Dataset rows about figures
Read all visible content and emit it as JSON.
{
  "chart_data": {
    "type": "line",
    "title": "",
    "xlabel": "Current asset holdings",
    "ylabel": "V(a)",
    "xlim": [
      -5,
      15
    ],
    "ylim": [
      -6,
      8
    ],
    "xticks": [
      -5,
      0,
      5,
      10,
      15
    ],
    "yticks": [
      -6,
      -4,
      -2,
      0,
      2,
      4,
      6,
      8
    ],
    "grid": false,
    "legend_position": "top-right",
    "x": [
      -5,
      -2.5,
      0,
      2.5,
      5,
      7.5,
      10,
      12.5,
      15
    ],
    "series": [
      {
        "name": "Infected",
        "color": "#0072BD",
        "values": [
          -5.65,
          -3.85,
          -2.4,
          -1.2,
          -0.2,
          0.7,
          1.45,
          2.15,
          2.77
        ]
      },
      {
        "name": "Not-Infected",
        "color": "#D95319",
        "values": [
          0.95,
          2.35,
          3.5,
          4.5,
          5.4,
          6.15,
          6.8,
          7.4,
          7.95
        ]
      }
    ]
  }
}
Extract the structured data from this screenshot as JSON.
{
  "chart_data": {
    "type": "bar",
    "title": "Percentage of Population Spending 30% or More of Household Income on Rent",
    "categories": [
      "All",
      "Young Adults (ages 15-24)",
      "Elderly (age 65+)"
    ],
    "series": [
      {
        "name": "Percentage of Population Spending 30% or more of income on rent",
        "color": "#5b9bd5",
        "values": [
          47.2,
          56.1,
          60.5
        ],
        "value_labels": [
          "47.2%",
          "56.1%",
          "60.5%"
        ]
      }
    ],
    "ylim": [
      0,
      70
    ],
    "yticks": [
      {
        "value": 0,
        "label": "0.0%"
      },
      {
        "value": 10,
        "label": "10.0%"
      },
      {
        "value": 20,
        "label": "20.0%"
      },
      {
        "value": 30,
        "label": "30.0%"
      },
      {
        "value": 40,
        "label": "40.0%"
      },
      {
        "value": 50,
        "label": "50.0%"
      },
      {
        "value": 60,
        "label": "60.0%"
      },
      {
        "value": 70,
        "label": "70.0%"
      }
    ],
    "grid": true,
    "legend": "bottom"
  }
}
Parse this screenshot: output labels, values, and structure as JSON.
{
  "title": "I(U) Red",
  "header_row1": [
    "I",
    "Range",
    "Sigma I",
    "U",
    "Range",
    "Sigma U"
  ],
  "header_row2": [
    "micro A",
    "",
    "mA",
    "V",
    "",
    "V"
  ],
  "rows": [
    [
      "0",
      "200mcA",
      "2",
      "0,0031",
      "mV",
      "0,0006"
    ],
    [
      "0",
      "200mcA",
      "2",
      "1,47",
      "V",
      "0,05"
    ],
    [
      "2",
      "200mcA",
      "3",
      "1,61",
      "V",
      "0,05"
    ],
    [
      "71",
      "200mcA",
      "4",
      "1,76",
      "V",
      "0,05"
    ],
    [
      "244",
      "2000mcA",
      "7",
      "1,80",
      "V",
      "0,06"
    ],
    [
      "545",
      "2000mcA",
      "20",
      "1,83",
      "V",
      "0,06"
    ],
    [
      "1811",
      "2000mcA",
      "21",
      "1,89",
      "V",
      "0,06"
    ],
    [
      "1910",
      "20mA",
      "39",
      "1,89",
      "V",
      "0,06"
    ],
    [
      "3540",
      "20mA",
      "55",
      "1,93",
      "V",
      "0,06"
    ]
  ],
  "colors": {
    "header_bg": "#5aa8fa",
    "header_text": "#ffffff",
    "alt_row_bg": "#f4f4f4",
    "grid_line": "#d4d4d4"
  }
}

Exercise instructions
Faithfully transcribe the whole of the data.

Complete output
Read all visible content and emit it as JSON.
{
  "chart_data": {
    "type": "line",
    "title": "",
    "xlabel": "Current asset holdings",
    "ylabel": "V(a)",
    "xlim": [
      -5,
      15
    ],
    "ylim": [
      -6,
      8
    ],
    "xticks": [
      -5,
      0,
      5,
      10,
      15
    ],
    "yticks": [
      -6,
      -4,
      -2,
      0,
      2,
      4,
      6,
      8
    ],
    "grid": false,
    "legend_position": "top-right",
    "x": [
      -5,
      -2.5,
      0,
      2.5,
      5,
      7.5,
      10,
      12.5,
      15
    ],
    "series": [
      {
        "name": "Infected",
        "color": "#0072BD",
        "values": [
          -5.65,
          -3.85,
          -2.4,
          -1.2,
          -0.2,
          0.7,
          1.45,
          2.15,
          2.77
        ]
      },
      {
        "name": "Not-Infected",
        "color": "#D95319",
        "values": [
          0.95,
          2.35,
          3.5,
          4.5,
          5.4,
          6.15,
          6.8,
          7.4,
          7.95
        ]
      }
    ]
  }
}
Extract the structured data from this screenshot as JSON.
{
  "chart_data": {
    "type": "bar",
    "title": "Percentage of Population Spending 30% or More of Household Income on Rent",
    "categories": [
      "All",
      "Young Adults (ages 15-24)",
      "Elderly (age 65+)"
    ],
    "series": [
      {
        "name": "Percentage of Population Spending 30% or more of income on rent",
        "color": "#5b9bd5",
        "values": [
          47.2,
          56.1,
          60.5
        ],
        "value_labels": [
          "47.2%",
          "56.1%",
          "60.5%"
        ]
      }
    ],
    "ylim": [
      0,
      70
    ],
    "yticks": [
      {
        "value": 0,
        "label": "0.0%"
      },
      {
        "value": 10,
        "label": "10.0%"
      },
      {
        "value": 20,
        "label": "20.0%"
      },
      {
        "value": 30,
        "label": "30.0%"
      },
      {
        "value": 40,
        "label": "40.0%"
      },
      {
        "value": 50,
        "label": "50.0%"
      },
      {
        "value": 60,
        "label": "60.0%"
      },
      {
        "value": 70,
        "label": "70.0%"
      }
    ],
    "grid": true,
    "legend": "bottom"
  }
}
Parse this screenshot: output labels, values, and structure as JSON.
{
  "title": "I(U) Red",
  "header_row1": [
    "I",
    "Range",
    "Sigma I",
    "U",
    "Range",
    "Sigma U"
  ],
  "header_row2": [
    "micro A",
    "",
    "mA",
    "V",
    "",
    "V"
  ],
  "rows": [
    [
      "0",
      "200mcA",
      "2",
      "0,0031",
      "mV",
      "0,0006"
    ],
    [
      "0",
      "200mcA",
      "2",
      "1,47",
      "V",
      "0,05"
    ],
    [
      "2",
      "200mcA",
      "3",
      "1,61",
      "V",
      "0,05"
    ],
    [
      "71",
      "200mcA",
      "4",
      "1,76",
      "V",
      "0,05"
    ],
    [
      "244",
      "2000mcA",
      "7",
      "1,80",
      "V",
      "0,06"
    ],
    [
      "545",
      "2000mcA",
      "20",
      "1,83",
      "V",
      "0,06"
    ],
    [
      "1811",
      "2000mcA",
      "21",
      "1,89",
      "V",
      "0,06"
    ],
    [
      "1910",
      "20mA",
      "39",
      "1,89",
      "V",
      "0,06"
    ],
    [
      "3540",
      "20mA",
      "55",
      "1,93",
      "V",
      "0,06"
    ]
  ],
  "colors": {
    "header_bg": "#5aa8fa",
    "header_text": "#ffffff",
    "alt_row_bg": "#f4f4f4",
    "grid_line": "#d4d4d4"
  }
}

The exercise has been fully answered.